### Prompt
Look through the data below. Pick out the lines holding the string "percent".
- - - -
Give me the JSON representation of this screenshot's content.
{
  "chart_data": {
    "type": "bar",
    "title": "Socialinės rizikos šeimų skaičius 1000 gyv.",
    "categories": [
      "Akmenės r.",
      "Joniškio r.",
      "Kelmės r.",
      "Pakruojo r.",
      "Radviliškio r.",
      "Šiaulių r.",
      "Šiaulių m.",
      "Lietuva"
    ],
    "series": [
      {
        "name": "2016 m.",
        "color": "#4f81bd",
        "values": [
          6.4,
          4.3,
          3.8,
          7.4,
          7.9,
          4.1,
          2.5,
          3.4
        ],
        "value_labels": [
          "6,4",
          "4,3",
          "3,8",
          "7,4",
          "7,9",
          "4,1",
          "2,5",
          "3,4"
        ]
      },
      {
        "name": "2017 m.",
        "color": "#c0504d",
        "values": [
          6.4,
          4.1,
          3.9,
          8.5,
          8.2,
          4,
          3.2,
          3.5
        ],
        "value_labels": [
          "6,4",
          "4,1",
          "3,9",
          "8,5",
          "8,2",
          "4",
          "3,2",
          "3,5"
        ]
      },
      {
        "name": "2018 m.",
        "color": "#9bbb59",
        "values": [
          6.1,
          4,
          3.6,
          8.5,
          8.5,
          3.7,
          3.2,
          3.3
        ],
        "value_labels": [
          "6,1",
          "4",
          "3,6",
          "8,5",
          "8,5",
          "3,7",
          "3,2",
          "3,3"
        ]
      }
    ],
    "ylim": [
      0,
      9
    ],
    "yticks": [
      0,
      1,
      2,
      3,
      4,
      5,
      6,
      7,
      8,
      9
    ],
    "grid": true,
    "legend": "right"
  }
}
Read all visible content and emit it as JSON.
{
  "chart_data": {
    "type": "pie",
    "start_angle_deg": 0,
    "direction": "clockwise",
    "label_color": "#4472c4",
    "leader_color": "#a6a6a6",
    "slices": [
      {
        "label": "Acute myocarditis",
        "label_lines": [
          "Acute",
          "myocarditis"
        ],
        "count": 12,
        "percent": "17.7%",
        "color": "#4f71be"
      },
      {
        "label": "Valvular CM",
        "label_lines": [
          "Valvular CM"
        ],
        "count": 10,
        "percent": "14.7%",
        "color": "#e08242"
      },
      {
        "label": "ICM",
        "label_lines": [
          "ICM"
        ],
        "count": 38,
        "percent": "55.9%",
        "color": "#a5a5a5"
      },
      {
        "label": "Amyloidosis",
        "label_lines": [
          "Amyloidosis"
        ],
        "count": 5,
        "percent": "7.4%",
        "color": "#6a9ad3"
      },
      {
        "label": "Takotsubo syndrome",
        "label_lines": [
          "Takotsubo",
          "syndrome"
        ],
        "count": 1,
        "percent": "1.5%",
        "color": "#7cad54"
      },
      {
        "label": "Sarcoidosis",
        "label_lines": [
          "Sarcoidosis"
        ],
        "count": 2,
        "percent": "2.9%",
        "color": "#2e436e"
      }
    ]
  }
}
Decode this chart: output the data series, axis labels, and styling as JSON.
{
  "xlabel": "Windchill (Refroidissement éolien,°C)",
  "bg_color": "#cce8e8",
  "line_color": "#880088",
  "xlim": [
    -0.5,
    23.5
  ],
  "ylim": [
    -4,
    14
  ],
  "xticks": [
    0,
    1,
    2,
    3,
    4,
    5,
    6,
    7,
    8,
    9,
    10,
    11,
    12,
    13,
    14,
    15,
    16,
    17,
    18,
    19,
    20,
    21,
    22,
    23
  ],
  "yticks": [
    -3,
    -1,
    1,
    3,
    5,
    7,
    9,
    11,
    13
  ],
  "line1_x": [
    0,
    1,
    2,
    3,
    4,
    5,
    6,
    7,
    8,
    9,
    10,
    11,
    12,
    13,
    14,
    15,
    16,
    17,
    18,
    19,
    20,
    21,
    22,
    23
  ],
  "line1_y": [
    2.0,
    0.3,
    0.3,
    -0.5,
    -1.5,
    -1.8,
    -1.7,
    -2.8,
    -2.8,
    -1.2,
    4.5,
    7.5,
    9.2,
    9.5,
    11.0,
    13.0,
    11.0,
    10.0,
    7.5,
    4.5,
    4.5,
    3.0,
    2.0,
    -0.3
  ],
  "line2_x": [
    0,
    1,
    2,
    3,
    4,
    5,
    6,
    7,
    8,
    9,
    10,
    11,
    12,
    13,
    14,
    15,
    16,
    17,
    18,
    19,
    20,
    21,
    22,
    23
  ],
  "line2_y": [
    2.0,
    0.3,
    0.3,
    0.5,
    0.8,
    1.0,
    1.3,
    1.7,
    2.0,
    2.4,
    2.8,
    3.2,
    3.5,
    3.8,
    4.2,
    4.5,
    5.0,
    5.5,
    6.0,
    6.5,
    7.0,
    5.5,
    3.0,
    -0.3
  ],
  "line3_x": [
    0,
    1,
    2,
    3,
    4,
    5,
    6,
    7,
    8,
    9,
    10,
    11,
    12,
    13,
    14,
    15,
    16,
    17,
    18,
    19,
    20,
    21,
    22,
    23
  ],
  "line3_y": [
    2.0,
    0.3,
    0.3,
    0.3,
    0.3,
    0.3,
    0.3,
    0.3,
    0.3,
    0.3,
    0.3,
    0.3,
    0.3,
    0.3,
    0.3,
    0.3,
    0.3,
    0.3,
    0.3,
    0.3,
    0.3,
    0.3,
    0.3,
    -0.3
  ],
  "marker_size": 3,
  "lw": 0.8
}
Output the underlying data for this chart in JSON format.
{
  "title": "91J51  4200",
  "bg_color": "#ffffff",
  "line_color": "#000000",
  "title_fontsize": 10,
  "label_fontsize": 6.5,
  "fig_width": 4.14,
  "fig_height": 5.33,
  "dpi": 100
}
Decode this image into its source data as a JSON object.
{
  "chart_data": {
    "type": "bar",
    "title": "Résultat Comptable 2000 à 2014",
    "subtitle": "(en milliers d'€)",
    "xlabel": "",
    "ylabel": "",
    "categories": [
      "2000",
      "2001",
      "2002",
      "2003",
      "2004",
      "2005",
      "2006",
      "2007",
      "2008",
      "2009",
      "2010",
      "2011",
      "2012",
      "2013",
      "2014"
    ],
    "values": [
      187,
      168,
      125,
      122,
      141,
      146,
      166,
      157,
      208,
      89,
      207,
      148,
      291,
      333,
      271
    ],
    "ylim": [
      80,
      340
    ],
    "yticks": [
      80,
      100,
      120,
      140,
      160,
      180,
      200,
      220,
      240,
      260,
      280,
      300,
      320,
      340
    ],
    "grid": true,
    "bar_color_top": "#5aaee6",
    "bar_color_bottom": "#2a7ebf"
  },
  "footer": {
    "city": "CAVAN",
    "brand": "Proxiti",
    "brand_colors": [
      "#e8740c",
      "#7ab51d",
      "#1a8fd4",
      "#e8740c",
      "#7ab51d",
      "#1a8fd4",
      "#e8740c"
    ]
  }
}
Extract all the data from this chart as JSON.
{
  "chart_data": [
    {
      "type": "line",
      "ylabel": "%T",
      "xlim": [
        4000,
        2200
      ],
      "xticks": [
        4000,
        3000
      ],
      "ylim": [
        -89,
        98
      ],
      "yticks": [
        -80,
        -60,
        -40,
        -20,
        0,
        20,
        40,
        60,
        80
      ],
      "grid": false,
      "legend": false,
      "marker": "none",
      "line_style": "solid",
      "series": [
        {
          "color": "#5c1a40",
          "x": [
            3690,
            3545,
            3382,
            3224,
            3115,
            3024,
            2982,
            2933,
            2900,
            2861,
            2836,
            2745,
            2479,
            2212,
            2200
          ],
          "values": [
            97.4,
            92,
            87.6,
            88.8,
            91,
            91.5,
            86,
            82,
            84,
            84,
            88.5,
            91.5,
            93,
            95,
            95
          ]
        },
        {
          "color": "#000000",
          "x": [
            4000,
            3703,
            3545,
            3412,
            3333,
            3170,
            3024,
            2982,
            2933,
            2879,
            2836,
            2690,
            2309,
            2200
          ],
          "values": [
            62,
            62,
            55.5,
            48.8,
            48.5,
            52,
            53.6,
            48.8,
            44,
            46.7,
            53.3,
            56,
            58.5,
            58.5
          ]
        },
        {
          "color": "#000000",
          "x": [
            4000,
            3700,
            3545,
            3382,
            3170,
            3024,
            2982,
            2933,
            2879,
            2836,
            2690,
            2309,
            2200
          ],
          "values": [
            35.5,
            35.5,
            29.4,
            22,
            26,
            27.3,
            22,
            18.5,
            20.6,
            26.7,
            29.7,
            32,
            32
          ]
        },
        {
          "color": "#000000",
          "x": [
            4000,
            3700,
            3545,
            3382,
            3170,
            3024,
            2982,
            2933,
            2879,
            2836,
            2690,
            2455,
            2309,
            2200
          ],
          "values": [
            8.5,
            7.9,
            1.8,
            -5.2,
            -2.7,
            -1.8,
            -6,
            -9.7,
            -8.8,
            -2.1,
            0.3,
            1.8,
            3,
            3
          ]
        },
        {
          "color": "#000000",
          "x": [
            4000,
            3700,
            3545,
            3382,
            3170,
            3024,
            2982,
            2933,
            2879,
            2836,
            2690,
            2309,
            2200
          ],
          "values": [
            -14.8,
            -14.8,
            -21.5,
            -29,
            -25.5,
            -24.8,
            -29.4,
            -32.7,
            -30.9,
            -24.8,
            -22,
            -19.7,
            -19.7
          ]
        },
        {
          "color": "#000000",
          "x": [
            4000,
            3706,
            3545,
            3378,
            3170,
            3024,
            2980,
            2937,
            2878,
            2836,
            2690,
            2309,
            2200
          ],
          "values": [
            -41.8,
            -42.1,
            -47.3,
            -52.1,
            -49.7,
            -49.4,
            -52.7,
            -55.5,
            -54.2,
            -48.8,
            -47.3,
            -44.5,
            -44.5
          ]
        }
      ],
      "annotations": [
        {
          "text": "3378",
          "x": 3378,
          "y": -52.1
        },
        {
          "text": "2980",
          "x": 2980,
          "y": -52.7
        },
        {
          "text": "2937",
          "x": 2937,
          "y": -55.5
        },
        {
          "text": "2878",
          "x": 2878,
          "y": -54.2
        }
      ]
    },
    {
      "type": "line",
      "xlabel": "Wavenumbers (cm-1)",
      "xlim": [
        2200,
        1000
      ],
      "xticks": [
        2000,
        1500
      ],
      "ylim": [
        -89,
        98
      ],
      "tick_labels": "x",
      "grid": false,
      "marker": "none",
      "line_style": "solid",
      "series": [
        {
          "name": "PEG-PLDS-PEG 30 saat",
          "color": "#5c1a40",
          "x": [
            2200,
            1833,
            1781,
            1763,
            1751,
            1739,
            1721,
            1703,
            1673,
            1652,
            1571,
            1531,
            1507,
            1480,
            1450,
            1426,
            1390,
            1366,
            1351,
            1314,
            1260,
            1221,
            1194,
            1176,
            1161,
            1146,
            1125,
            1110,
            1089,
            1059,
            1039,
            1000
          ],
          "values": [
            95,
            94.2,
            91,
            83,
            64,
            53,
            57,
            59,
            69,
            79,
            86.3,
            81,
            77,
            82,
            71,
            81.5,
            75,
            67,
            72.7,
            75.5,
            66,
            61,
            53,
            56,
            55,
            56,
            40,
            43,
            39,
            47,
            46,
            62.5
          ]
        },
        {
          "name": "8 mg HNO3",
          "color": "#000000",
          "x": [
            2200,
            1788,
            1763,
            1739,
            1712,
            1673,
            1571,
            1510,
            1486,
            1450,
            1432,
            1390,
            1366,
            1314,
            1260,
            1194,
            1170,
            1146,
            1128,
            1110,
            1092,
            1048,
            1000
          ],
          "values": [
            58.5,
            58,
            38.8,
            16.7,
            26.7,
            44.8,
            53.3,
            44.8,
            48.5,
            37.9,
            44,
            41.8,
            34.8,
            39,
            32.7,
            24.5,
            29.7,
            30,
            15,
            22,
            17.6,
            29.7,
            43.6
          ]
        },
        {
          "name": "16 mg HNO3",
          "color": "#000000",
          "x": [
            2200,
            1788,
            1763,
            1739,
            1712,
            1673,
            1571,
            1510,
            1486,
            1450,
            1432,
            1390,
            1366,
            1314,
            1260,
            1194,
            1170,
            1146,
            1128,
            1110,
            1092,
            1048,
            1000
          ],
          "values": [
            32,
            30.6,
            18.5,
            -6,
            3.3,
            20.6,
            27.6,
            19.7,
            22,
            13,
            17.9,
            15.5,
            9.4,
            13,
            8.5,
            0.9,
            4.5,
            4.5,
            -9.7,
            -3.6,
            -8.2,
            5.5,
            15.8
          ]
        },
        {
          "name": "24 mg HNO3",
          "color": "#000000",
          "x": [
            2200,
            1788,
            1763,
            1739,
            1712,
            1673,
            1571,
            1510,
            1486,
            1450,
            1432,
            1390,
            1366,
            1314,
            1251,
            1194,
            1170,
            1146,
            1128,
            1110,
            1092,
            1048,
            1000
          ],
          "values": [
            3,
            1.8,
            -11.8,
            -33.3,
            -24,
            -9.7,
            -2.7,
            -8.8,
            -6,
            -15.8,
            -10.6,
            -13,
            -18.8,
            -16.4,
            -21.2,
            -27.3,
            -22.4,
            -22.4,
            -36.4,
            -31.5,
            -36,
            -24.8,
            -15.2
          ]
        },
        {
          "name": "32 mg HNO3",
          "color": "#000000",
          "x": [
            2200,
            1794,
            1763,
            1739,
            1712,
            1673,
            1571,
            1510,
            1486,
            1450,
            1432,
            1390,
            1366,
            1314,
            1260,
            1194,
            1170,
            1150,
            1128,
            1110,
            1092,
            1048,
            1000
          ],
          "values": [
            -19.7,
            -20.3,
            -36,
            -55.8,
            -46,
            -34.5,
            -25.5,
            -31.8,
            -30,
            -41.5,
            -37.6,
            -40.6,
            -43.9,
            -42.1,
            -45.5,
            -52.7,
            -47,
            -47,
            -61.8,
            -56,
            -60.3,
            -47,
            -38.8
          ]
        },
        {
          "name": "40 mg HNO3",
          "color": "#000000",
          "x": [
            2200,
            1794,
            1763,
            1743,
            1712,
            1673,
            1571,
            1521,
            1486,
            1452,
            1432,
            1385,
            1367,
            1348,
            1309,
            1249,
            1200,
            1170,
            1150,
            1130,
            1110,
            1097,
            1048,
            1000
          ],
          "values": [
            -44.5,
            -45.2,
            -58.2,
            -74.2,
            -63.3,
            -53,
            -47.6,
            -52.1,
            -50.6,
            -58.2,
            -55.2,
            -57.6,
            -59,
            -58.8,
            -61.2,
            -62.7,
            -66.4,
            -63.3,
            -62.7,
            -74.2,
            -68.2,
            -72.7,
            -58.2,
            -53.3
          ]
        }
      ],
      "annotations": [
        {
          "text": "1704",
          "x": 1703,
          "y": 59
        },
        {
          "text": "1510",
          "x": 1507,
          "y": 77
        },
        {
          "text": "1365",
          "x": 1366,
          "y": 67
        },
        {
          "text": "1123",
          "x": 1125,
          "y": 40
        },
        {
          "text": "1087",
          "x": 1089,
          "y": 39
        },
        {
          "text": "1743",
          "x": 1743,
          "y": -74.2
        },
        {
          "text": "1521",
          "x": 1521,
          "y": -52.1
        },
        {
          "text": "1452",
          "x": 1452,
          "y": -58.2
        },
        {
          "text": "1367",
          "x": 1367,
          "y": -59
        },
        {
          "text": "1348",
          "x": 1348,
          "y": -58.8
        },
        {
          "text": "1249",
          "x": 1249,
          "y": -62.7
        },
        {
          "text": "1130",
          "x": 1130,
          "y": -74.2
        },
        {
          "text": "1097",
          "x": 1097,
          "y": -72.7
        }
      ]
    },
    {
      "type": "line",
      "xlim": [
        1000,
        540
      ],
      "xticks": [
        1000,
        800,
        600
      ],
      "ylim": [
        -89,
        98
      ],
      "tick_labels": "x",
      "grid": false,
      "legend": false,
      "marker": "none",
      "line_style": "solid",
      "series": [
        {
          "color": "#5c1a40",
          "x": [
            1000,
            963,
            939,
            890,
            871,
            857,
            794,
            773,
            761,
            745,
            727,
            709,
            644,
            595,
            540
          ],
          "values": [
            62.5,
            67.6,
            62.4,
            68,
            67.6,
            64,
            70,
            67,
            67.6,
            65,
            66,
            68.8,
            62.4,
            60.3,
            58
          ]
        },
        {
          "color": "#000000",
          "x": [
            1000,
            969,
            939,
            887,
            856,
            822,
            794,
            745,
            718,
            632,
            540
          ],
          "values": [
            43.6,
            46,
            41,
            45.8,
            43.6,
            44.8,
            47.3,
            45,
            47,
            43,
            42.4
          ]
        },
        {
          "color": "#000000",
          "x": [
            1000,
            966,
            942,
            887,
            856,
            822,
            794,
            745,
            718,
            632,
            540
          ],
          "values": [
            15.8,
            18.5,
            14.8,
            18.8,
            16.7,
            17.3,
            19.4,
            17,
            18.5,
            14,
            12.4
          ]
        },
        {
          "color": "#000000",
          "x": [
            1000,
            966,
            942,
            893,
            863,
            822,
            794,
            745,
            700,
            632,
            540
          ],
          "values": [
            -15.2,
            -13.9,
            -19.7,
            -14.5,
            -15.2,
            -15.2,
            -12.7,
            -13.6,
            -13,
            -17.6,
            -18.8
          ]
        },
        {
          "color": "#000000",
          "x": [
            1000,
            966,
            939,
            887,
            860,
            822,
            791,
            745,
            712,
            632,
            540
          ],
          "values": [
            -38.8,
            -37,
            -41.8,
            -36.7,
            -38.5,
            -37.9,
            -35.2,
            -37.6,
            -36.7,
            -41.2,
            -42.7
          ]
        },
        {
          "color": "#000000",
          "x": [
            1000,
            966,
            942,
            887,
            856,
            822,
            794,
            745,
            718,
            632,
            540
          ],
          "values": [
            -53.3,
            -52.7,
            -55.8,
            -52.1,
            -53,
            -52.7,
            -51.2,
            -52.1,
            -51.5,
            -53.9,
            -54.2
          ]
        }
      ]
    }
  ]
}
- - - -
### Complete output
        "percent": "17.7%",
        "percent": "14.7%",
        "percent": "55.9%",
        "percent": "7.4%",
        "percent": "1.5%",
        "percent": "2.9%",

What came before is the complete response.